*Brief*: Report only the number of lines that hold the word "vente".
--- begin ---
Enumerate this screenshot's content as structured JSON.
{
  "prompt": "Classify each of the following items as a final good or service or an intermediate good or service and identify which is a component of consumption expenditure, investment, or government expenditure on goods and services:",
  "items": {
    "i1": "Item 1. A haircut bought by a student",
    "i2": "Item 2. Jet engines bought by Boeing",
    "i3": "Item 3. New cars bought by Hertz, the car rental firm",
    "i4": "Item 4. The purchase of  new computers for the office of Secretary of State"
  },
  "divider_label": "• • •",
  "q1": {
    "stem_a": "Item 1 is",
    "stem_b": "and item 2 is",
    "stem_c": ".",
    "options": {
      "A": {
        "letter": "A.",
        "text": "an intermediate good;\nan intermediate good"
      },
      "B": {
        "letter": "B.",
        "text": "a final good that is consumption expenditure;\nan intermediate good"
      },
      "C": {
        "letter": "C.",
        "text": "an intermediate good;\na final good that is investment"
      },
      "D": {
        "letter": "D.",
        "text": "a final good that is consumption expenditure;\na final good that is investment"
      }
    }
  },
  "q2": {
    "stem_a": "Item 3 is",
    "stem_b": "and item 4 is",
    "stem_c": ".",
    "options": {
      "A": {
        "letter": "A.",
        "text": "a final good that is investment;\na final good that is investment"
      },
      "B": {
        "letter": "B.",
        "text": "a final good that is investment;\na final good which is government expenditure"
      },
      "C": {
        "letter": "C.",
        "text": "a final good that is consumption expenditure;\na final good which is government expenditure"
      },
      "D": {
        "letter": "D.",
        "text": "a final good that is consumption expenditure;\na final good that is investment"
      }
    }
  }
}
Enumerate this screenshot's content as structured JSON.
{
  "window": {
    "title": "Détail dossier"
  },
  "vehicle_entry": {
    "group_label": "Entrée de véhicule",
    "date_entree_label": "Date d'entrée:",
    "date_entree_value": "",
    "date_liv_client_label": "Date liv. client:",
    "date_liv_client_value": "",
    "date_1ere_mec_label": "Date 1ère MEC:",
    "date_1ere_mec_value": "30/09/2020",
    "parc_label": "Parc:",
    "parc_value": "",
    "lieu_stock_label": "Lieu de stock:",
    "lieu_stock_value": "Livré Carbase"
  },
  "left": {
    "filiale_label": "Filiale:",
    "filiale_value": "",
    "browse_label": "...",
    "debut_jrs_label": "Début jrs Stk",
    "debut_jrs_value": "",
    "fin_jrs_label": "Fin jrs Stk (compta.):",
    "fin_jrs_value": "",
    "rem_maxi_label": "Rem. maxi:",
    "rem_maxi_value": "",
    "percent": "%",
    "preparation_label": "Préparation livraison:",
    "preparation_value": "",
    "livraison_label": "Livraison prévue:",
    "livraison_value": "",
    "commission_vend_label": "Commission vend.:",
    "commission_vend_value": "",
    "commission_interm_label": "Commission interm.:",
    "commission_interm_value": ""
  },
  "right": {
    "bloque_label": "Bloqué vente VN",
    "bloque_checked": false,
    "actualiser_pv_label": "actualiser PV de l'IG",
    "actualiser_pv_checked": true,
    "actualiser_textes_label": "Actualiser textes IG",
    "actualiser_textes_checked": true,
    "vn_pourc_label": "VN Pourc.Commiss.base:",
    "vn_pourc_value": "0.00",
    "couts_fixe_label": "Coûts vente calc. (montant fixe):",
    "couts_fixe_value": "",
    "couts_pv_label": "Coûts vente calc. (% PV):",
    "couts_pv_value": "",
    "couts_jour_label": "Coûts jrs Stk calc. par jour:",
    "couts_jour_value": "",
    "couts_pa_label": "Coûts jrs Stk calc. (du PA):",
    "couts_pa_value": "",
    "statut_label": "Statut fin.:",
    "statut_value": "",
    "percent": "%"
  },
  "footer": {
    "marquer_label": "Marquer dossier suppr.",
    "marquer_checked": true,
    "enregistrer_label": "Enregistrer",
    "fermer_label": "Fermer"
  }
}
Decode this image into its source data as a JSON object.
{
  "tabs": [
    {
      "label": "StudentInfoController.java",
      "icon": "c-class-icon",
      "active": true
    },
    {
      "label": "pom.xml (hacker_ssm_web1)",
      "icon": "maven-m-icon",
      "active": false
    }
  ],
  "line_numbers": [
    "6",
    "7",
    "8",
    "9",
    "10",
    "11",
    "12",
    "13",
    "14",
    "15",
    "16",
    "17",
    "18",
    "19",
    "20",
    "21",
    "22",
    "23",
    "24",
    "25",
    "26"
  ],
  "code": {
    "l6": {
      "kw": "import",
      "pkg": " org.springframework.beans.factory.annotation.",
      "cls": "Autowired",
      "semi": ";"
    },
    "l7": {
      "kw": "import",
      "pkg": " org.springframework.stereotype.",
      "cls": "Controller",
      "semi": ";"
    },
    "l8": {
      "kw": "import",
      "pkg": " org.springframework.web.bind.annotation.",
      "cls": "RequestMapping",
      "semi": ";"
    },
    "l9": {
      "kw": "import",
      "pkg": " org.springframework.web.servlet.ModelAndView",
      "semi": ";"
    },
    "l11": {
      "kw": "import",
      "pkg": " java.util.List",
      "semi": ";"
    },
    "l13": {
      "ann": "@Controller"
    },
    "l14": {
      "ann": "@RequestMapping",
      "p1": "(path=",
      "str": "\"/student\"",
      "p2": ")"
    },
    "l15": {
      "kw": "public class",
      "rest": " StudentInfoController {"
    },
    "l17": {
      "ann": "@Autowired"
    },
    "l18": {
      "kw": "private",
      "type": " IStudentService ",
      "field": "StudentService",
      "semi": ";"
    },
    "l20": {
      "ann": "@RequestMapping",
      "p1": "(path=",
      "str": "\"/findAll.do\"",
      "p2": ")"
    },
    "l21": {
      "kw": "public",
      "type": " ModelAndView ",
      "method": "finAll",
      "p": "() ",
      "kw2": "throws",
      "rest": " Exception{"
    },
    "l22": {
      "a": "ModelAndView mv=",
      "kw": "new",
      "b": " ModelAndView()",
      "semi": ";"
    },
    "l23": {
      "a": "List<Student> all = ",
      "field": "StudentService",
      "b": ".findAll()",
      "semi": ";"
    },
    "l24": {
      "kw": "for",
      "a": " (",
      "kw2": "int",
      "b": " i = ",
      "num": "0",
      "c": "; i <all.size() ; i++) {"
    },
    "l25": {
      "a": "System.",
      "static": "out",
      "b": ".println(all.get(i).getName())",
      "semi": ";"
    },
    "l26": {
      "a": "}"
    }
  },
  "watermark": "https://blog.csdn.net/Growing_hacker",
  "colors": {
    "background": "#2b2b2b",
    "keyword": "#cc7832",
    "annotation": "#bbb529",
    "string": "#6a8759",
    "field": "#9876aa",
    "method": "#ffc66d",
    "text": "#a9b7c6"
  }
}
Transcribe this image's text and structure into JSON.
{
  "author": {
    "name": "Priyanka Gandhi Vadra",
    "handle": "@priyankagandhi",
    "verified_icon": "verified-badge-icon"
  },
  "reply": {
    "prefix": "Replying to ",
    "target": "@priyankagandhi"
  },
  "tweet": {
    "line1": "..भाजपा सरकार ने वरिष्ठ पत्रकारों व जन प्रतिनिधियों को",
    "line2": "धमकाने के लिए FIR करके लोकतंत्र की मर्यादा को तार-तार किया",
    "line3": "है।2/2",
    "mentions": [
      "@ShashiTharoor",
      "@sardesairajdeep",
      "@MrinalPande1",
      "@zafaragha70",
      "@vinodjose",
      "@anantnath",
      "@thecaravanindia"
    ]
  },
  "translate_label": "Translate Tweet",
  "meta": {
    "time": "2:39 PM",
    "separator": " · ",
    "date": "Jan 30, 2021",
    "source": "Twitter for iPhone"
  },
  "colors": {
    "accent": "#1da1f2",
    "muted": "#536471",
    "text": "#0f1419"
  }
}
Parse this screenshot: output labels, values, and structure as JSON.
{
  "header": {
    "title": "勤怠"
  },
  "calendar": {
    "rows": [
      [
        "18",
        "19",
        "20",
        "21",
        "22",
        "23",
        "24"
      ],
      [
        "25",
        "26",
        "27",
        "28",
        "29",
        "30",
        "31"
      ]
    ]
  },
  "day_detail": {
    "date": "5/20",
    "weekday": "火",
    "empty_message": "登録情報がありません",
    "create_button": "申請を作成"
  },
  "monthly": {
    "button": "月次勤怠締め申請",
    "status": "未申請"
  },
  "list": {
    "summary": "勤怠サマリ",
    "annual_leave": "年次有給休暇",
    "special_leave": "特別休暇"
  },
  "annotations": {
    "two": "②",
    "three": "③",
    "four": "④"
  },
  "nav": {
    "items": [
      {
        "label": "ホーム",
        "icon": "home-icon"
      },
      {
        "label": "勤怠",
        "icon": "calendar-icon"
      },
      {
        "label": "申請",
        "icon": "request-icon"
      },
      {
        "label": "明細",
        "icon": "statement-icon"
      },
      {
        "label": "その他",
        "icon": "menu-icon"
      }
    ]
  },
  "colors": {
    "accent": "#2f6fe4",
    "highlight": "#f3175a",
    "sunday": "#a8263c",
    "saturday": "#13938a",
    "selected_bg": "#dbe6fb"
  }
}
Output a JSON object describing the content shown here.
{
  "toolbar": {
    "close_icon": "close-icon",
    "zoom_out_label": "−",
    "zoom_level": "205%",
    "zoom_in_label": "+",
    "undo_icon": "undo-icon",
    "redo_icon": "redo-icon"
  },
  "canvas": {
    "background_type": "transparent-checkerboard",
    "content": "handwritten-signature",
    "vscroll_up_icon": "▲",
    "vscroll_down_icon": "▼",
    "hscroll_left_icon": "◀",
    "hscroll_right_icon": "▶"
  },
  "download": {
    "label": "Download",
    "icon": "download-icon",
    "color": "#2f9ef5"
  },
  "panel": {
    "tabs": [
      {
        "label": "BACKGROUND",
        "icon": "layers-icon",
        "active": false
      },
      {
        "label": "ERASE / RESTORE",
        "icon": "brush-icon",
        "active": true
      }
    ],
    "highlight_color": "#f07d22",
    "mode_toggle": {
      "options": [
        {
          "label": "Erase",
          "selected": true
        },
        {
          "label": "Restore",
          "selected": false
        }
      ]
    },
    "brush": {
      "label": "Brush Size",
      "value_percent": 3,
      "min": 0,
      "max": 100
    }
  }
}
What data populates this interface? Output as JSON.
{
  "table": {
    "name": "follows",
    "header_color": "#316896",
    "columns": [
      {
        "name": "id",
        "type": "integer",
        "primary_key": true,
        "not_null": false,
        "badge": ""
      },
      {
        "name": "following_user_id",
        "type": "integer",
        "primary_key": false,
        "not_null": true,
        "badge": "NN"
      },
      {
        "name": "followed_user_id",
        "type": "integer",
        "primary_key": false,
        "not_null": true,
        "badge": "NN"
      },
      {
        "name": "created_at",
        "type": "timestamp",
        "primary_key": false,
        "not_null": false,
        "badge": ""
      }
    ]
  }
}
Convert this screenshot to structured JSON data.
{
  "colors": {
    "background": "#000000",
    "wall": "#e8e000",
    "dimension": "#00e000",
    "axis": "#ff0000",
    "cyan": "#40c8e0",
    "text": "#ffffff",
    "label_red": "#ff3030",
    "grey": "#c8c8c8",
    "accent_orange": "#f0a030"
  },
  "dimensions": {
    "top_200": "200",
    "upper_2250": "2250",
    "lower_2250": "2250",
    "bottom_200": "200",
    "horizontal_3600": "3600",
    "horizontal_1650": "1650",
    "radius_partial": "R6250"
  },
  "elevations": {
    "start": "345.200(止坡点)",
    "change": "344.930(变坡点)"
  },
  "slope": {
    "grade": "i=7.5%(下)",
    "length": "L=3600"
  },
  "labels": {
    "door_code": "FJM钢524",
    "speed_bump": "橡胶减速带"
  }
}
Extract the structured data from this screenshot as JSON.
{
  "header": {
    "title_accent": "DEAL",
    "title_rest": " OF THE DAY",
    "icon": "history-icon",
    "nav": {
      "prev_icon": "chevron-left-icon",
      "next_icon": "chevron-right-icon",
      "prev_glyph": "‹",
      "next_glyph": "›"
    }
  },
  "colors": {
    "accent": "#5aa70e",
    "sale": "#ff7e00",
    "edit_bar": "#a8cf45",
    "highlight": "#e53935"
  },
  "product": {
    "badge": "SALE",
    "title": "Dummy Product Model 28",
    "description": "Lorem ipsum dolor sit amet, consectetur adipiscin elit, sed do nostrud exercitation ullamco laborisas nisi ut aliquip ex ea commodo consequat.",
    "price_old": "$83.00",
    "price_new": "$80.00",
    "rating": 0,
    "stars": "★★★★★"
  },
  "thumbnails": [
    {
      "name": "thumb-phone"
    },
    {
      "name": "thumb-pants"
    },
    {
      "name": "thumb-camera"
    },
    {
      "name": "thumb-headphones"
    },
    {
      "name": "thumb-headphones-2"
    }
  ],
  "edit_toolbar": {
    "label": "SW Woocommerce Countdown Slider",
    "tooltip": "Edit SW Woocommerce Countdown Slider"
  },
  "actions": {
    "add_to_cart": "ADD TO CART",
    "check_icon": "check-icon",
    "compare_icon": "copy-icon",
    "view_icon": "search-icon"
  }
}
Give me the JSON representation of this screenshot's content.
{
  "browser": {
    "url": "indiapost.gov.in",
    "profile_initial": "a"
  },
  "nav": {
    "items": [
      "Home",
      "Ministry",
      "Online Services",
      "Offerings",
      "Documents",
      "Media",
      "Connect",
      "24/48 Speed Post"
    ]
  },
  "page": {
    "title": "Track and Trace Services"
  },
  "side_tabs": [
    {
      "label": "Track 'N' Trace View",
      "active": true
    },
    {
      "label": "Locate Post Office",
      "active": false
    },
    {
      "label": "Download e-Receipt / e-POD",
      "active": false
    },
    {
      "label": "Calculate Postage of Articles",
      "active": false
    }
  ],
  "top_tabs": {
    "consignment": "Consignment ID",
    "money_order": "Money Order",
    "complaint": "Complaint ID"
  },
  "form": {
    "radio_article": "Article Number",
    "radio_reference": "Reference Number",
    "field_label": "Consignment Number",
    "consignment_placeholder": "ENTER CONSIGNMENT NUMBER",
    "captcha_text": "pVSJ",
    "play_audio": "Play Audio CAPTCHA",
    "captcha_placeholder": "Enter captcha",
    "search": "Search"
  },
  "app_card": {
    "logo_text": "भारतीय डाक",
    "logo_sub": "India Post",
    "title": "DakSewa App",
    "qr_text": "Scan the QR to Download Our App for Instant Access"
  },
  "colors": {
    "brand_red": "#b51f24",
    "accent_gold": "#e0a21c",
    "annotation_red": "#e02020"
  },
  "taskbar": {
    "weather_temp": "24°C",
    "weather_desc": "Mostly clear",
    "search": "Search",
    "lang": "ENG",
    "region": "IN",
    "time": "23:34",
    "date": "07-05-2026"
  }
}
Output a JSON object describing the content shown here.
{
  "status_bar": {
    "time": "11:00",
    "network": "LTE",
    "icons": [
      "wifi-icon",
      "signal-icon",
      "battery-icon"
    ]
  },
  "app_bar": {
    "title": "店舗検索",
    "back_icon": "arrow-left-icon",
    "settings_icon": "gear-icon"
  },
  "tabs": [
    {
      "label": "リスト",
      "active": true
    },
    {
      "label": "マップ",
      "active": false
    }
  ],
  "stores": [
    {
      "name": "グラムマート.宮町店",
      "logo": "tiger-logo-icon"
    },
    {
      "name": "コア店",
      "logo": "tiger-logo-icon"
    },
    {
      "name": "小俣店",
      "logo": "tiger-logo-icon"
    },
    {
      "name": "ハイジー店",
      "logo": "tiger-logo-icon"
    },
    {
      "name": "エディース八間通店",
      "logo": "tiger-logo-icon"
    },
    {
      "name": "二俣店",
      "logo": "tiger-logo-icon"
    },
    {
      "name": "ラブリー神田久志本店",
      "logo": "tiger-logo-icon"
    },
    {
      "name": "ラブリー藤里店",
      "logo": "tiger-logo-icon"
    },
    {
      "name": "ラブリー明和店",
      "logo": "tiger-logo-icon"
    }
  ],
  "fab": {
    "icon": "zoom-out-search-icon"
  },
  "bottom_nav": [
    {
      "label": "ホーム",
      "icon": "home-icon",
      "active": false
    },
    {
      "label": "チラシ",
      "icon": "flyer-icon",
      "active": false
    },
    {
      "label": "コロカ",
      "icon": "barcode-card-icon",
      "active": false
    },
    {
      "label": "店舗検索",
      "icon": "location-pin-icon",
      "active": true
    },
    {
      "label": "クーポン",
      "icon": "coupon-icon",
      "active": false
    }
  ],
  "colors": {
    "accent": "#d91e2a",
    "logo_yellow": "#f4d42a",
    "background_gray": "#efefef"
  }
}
--- end ---
*Task result*: 3